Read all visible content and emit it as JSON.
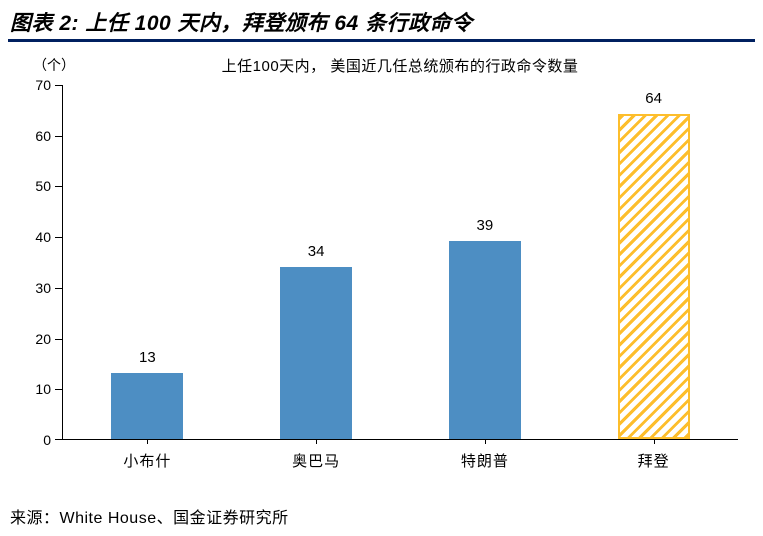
{
  "header": {
    "title": "图表 2:  上任 100 天内，拜登颁布 64 条行政命令"
  },
  "source": {
    "text": "来源：White House、国金证券研究所"
  },
  "colors": {
    "header_rule": "#002060",
    "axis": "#000000",
    "bar": "#4D8EC3",
    "hatch": "#FDBE2C"
  },
  "chart_data": {
    "type": "bar",
    "title": "上任100天内， 美国近几任总统颁布的行政命令数量",
    "unit_label": "（个）",
    "xlabel": "",
    "ylabel": "（个）",
    "categories": [
      "小布什",
      "奥巴马",
      "特朗普",
      "拜登"
    ],
    "values": [
      13,
      34,
      39,
      64
    ],
    "ylim": [
      0,
      70
    ],
    "yticks": [
      0,
      10,
      20,
      30,
      40,
      50,
      60,
      70
    ],
    "grid": false,
    "legend_position": "none",
    "highlight_index": 3,
    "highlight_style": "diagonal-hatch-yellow",
    "bar_color": "#4D8EC3",
    "highlight_color": "#FDBE2C"
  }
}
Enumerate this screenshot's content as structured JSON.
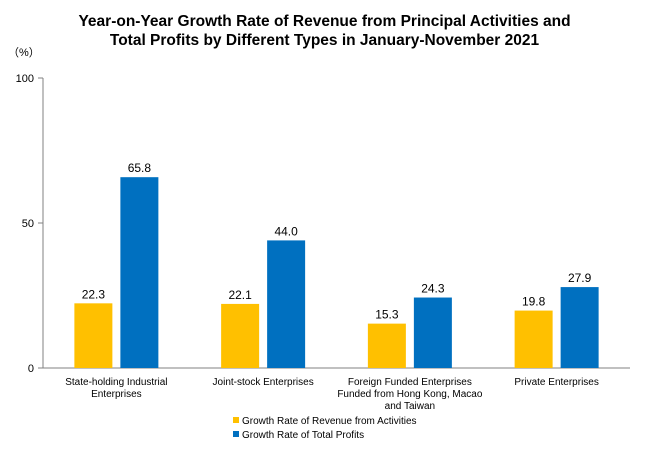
^^^^
**Request**:
Copy all of the entries verbatim, leaving out any pictures they contain.

**Answer in full**:
Read all visible content and emit it as JSON.
{
  "header": {
    "title": "图表 2:  上任 100 天内，拜登颁布 64 条行政命令"
  },
  "source": {
    "text": "来源：White House、国金证券研究所"
  },
  "colors": {
    "header_rule": "#002060",
    "axis": "#000000",
    "bar": "#4D8EC3",
    "hatch": "#FDBE2C"
  },
  "chart_data": {
    "type": "bar",
    "title": "上任100天内， 美国近几任总统颁布的行政命令数量",
    "unit_label": "（个）",
    "xlabel": "",
    "ylabel": "（个）",
    "categories": [
      "小布什",
      "奥巴马",
      "特朗普",
      "拜登"
    ],
    "values": [
      13,
      34,
      39,
      64
    ],
    "ylim": [
      0,
      70
    ],
    "yticks": [
      0,
      10,
      20,
      30,
      40,
      50,
      60,
      70
    ],
    "grid": false,
    "legend_position": "none",
    "highlight_index": 3,
    "highlight_style": "diagonal-hatch-yellow",
    "bar_color": "#4D8EC3",
    "highlight_color": "#FDBE2C"
  }
}
Enumerate this screenshot's content as structured JSON.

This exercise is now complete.